__Data for processing__
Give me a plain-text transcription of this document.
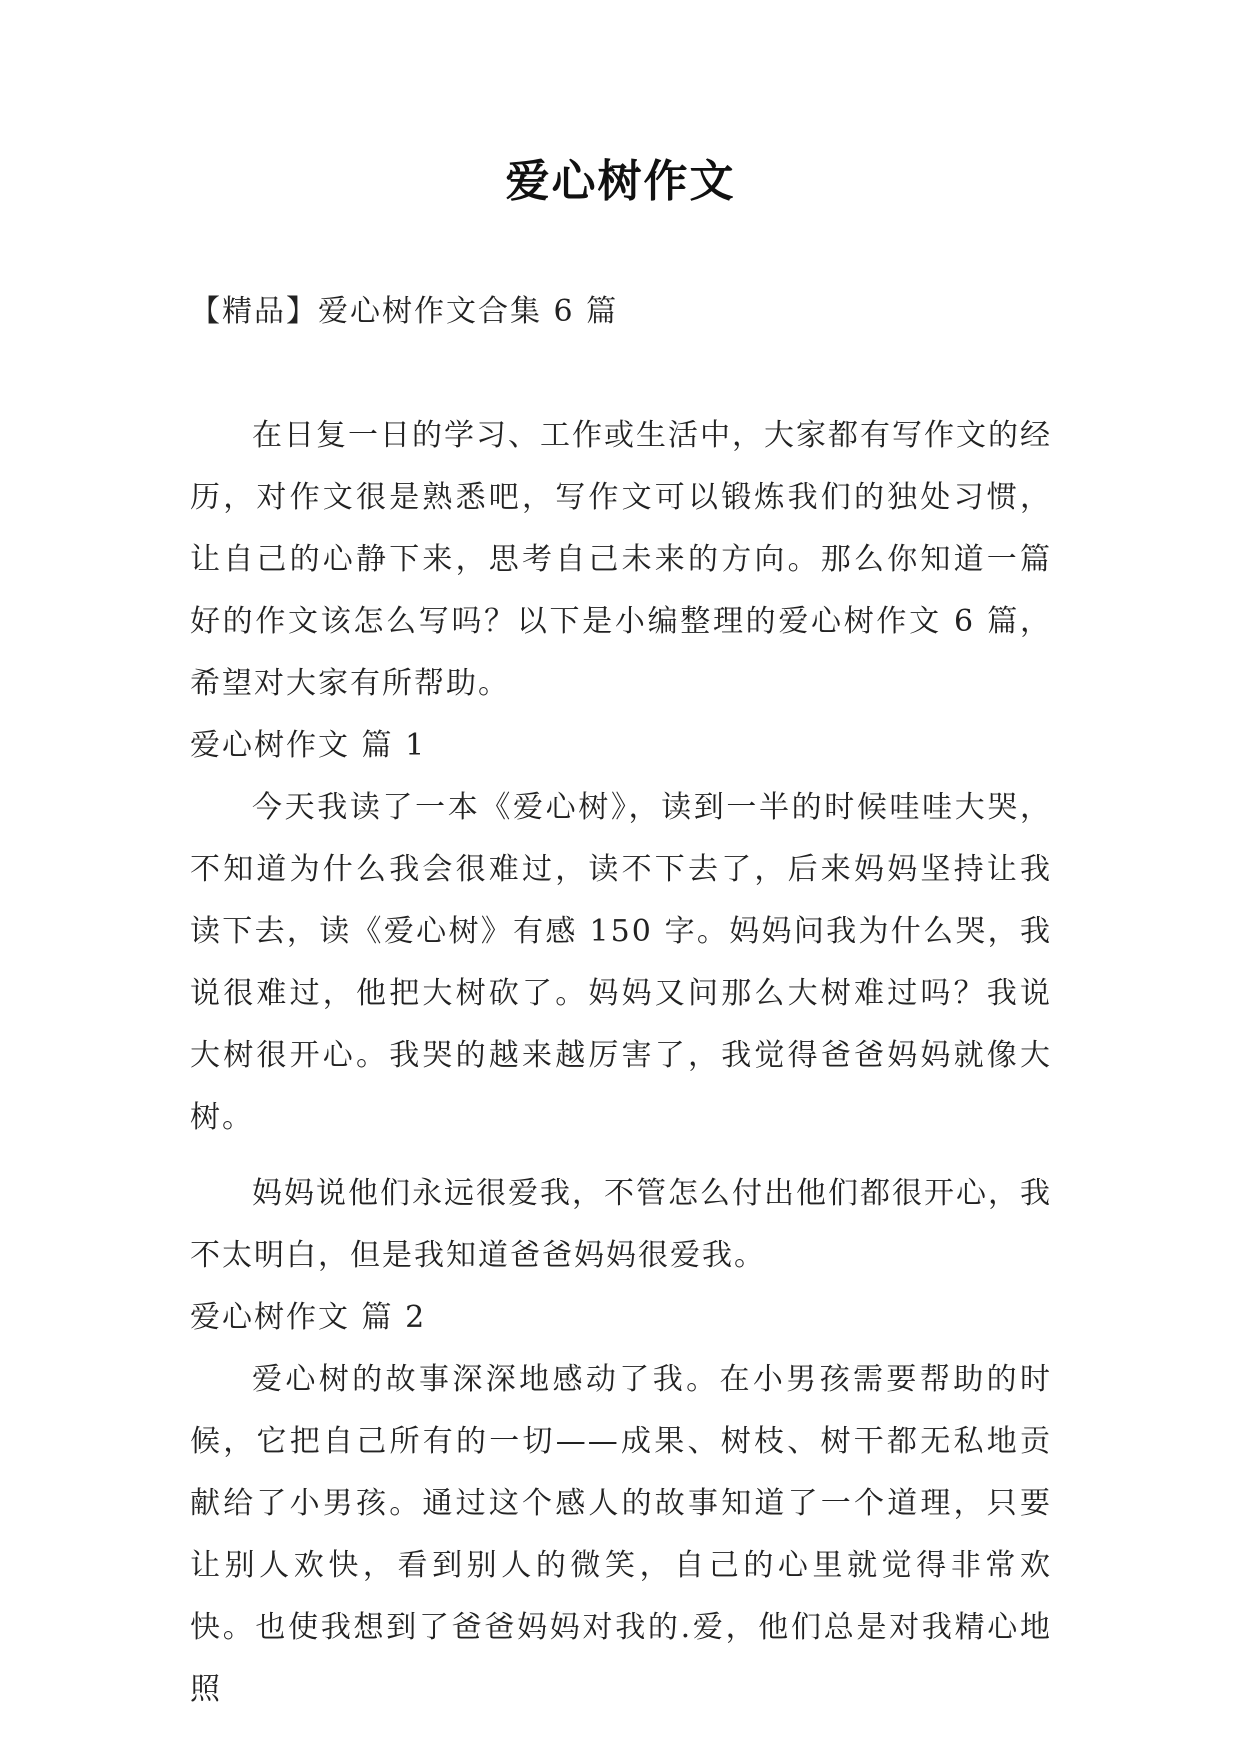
爱心树作文
【精品】爱心树作文合集 6 篇

在日复一日的学习、工作或生活中，大家都有写作文的经历，对作文很是熟悉吧，写作文可以锻炼我们的独处习惯，让自己的心静下来，思考自己未来的方向。那么你知道一篇好的作文该怎么写吗？以下是小编整理的爱心树作文 6 篇，希望对大家有所帮助。

爱心树作文 篇 1

今天我读了一本《爱心树》，读到一半的时候哇哇大哭，不知道为什么我会很难过，读不下去了，后来妈妈坚持让我读下去，读《爱心树》有感 150 字。妈妈问我为什么哭，我说很难过，他把大树砍了。妈妈又问那么大树难过吗？我说大树很开心。我哭的越来越厉害了，我觉得爸爸妈妈就像大树。

妈妈说他们永远很爱我，不管怎么付出他们都很开心，我不太明白，但是我知道爸爸妈妈很爱我。

爱心树作文 篇 2

爱心树的故事深深地感动了我。在小男孩需要帮助的时候，它把自己所有的一切——成果、树枝、树干都无私地贡献给了小男孩。通过这个感人的故事知道了一个道理，只要让别人欢快，看到别人的微笑，自己的心里就觉得非常欢快。也使我想到了爸爸妈妈对我的.爱，他们总是对我精心地照
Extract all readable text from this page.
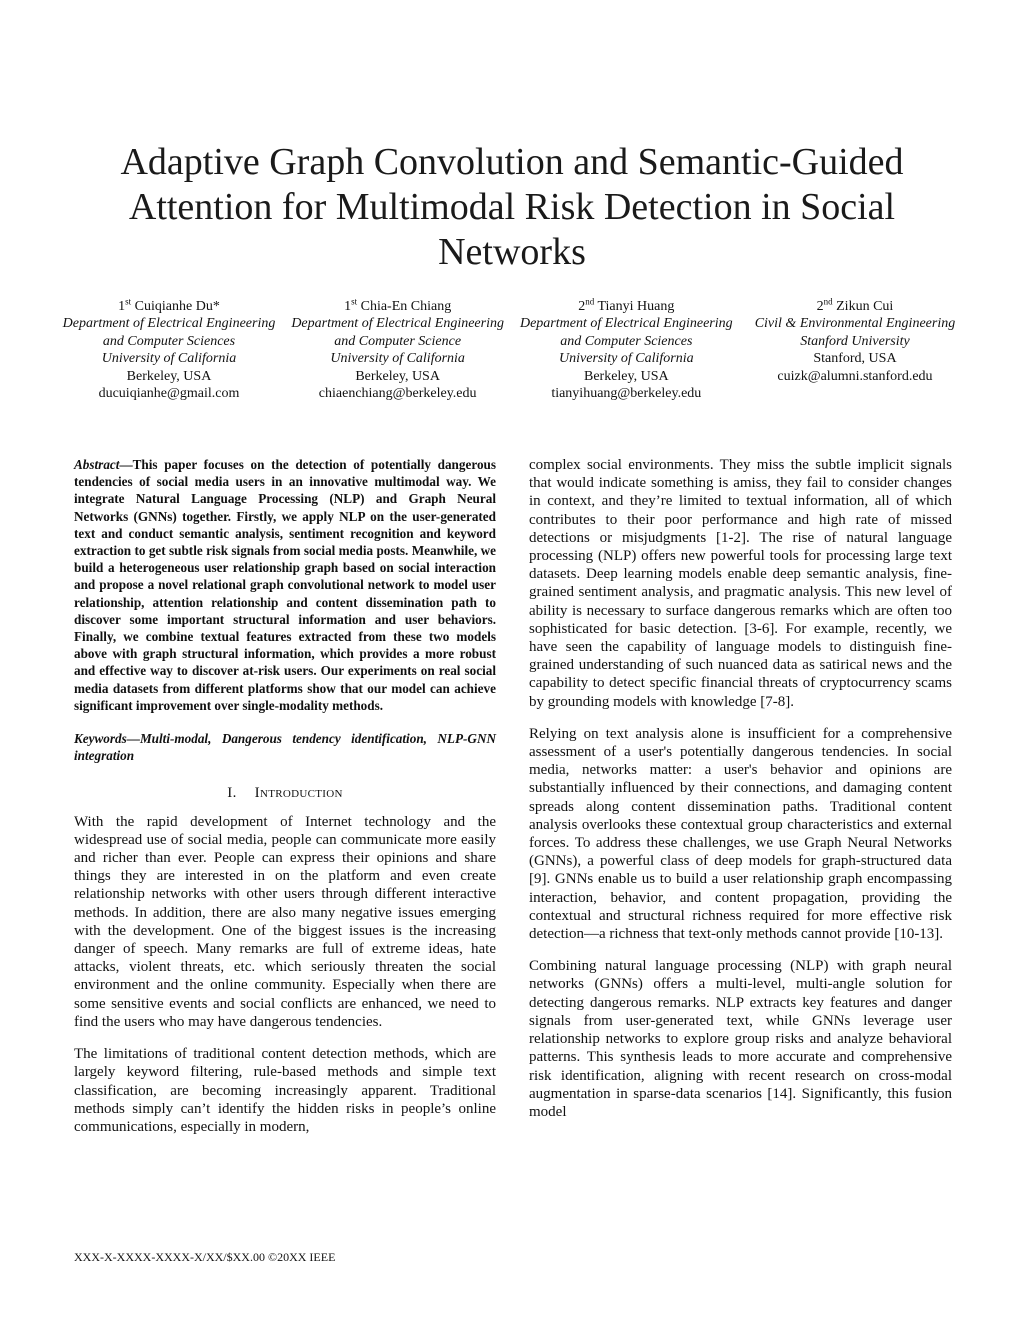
Adaptive Graph Convolution and Semantic-Guided Attention for Multimodal Risk Detection in Social Networks
1st Cuiqianhe Du*
Department of Electrical Engineering and Computer Sciences
University of California
Berkeley, USA
ducuiqianhe@gmail.com
1st Chia-En Chiang
Department of Electrical Engineering and Computer Science
University of California
Berkeley, USA
chiaenchiang@berkeley.edu
2nd Tianyi Huang
Department of Electrical Engineering and Computer Sciences
University of California
Berkeley, USA
tianyihuang@berkeley.edu
2nd Zikun Cui
Civil & Environmental Engineering
Stanford University
Stanford, USA
cuizk@alumni.stanford.edu

Abstract—This paper focuses on the detection of potentially dangerous tendencies of social media users in an innovative multimodal way. We integrate Natural Language Processing (NLP) and Graph Neural Networks (GNNs) together. Firstly, we apply NLP on the user-generated text and conduct semantic analysis, sentiment recognition and keyword extraction to get subtle risk signals from social media posts. Meanwhile, we build a heterogeneous user relationship graph based on social interaction and propose a novel relational graph convolutional network to model user relationship, attention relationship and content dissemination path to discover some important structural information and user behaviors. Finally, we combine textual features extracted from these two models above with graph structural information, which provides a more robust and effective way to discover at-risk users. Our experiments on real social media datasets from different platforms show that our model can achieve significant improvement over single-modality methods.

Keywords—Multi-modal, Dangerous tendency identification, NLP-GNN integration

I. Introduction

With the rapid development of Internet technology and the widespread use of social media, people can communicate more easily and richer than ever. People can express their opinions and share things they are interested in on the platform and even create relationship networks with other users through different interactive methods. In addition, there are also many negative issues emerging with the development. One of the biggest issues is the increasing danger of speech. Many remarks are full of extreme ideas, hate attacks, violent threats, etc. which seriously threaten the social environment and the online community. Especially when there are some sensitive events and social conflicts are enhanced, we need to find the users who may have dangerous tendencies.

The limitations of traditional content detection methods, which are largely keyword filtering, rule-based methods and simple text classification, are becoming increasingly apparent. Traditional methods simply can’t identify the hidden risks in people’s online communications, especially in modern,

complex social environments. They miss the subtle implicit signals that would indicate something is amiss, they fail to consider changes in context, and they’re limited to textual information, all of which contributes to their poor performance and high rate of missed detections or misjudgments [1-2]. The rise of natural language processing (NLP) offers new powerful tools for processing large text datasets. Deep learning models enable deep semantic analysis, fine-grained sentiment analysis, and pragmatic analysis. This new level of ability is necessary to surface dangerous remarks which are often too sophisticated for basic detection. [3-6]. For example, recently, we have seen the capability of language models to distinguish fine-grained understanding of such nuanced data as satirical news and the capability to detect specific financial threats of cryptocurrency scams by grounding models with knowledge [7-8].

Relying on text analysis alone is insufficient for a comprehensive assessment of a user's potentially dangerous tendencies. In social media, networks matter: a user's behavior and opinions are substantially influenced by their connections, and damaging content spreads along content dissemination paths. Traditional content analysis overlooks these contextual group characteristics and external forces. To address these challenges, we use Graph Neural Networks (GNNs), a powerful class of deep models for graph-structured data [9]. GNNs enable us to build a user relationship graph encompassing interaction, behavior, and content propagation, providing the contextual and structural richness required for more effective risk detection—a richness that text-only methods cannot provide [10-13].

Combining natural language processing (NLP) with graph neural networks (GNNs) offers a multi-level, multi-angle solution for detecting dangerous remarks. NLP extracts key features and danger signals from user-generated text, while GNNs leverage user relationship networks to explore group risks and analyze behavioral patterns. This synthesis leads to more accurate and comprehensive risk identification, aligning with recent research on cross-modal augmentation in sparse-data scenarios [14]. Significantly, this fusion model

XXX-X-XXXX-XXXX-X/XX/$XX.00 ©20XX IEEE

__Written task__
Repeat each entry above word for word, leaving every picture out.

__Solution for this problem__
Give me a plain-text transcription of this document.
爱心树作文
【精品】爱心树作文合集 6 篇

在日复一日的学习、工作或生活中，大家都有写作文的经历，对作文很是熟悉吧，写作文可以锻炼我们的独处习惯，让自己的心静下来，思考自己未来的方向。那么你知道一篇好的作文该怎么写吗？以下是小编整理的爱心树作文 6 篇，希望对大家有所帮助。

爱心树作文 篇 1

今天我读了一本《爱心树》，读到一半的时候哇哇大哭，不知道为什么我会很难过，读不下去了，后来妈妈坚持让我读下去，读《爱心树》有感 150 字。妈妈问我为什么哭，我说很难过，他把大树砍了。妈妈又问那么大树难过吗？我说大树很开心。我哭的越来越厉害了，我觉得爸爸妈妈就像大树。

妈妈说他们永远很爱我，不管怎么付出他们都很开心，我不太明白，但是我知道爸爸妈妈很爱我。

爱心树作文 篇 2

爱心树的故事深深地感动了我。在小男孩需要帮助的时候，它把自己所有的一切——成果、树枝、树干都无私地贡献给了小男孩。通过这个感人的故事知道了一个道理，只要让别人欢快，看到别人的微笑，自己的心里就觉得非常欢快。也使我想到了爸爸妈妈对我的.爱，他们总是对我精心地照
Extract all readable text from this page.
Adaptive Graph Convolution and Semantic-Guided Attention for Multimodal Risk Detection in Social Networks
1st Cuiqianhe Du*
Department of Electrical Engineering and Computer Sciences
University of California
Berkeley, USA
ducuiqianhe@gmail.com
1st Chia-En Chiang
Department of Electrical Engineering and Computer Science
University of California
Berkeley, USA
chiaenchiang@berkeley.edu
2nd Tianyi Huang
Department of Electrical Engineering and Computer Sciences
University of California
Berkeley, USA
tianyihuang@berkeley.edu
2nd Zikun Cui
Civil & Environmental Engineering
Stanford University
Stanford, USA
cuizk@alumni.stanford.edu

Abstract—This paper focuses on the detection of potentially dangerous tendencies of social media users in an innovative multimodal way. We integrate Natural Language Processing (NLP) and Graph Neural Networks (GNNs) together. Firstly, we apply NLP on the user-generated text and conduct semantic analysis, sentiment recognition and keyword extraction to get subtle risk signals from social media posts. Meanwhile, we build a heterogeneous user relationship graph based on social interaction and propose a novel relational graph convolutional network to model user relationship, attention relationship and content dissemination path to discover some important structural information and user behaviors. Finally, we combine textual features extracted from these two models above with graph structural information, which provides a more robust and effective way to discover at-risk users. Our experiments on real social media datasets from different platforms show that our model can achieve significant improvement over single-modality methods.

Keywords—Multi-modal, Dangerous tendency identification, NLP-GNN integration

I. Introduction

With the rapid development of Internet technology and the widespread use of social media, people can communicate more easily and richer than ever. People can express their opinions and share things they are interested in on the platform and even create relationship networks with other users through different interactive methods. In addition, there are also many negative issues emerging with the development. One of the biggest issues is the increasing danger of speech. Many remarks are full of extreme ideas, hate attacks, violent threats, etc. which seriously threaten the social environment and the online community. Especially when there are some sensitive events and social conflicts are enhanced, we need to find the users who may have dangerous tendencies.

The limitations of traditional content detection methods, which are largely keyword filtering, rule-based methods and simple text classification, are becoming increasingly apparent. Traditional methods simply can’t identify the hidden risks in people’s online communications, especially in modern,

complex social environments. They miss the subtle implicit signals that would indicate something is amiss, they fail to consider changes in context, and they’re limited to textual information, all of which contributes to their poor performance and high rate of missed detections or misjudgments [1-2]. The rise of natural language processing (NLP) offers new powerful tools for processing large text datasets. Deep learning models enable deep semantic analysis, fine-grained sentiment analysis, and pragmatic analysis. This new level of ability is necessary to surface dangerous remarks which are often too sophisticated for basic detection. [3-6]. For example, recently, we have seen the capability of language models to distinguish fine-grained understanding of such nuanced data as satirical news and the capability to detect specific financial threats of cryptocurrency scams by grounding models with knowledge [7-8].

Relying on text analysis alone is insufficient for a comprehensive assessment of a user's potentially dangerous tendencies. In social media, networks matter: a user's behavior and opinions are substantially influenced by their connections, and damaging content spreads along content dissemination paths. Traditional content analysis overlooks these contextual group characteristics and external forces. To address these challenges, we use Graph Neural Networks (GNNs), a powerful class of deep models for graph-structured data [9]. GNNs enable us to build a user relationship graph encompassing interaction, behavior, and content propagation, providing the contextual and structural richness required for more effective risk detection—a richness that text-only methods cannot provide [10-13].

Combining natural language processing (NLP) with graph neural networks (GNNs) offers a multi-level, multi-angle solution for detecting dangerous remarks. NLP extracts key features and danger signals from user-generated text, while GNNs leverage user relationship networks to explore group risks and analyze behavioral patterns. This synthesis leads to more accurate and comprehensive risk identification, aligning with recent research on cross-modal augmentation in sparse-data scenarios [14]. Significantly, this fusion model

XXX-X-XXXX-XXXX-X/XX/$XX.00 ©20XX IEEE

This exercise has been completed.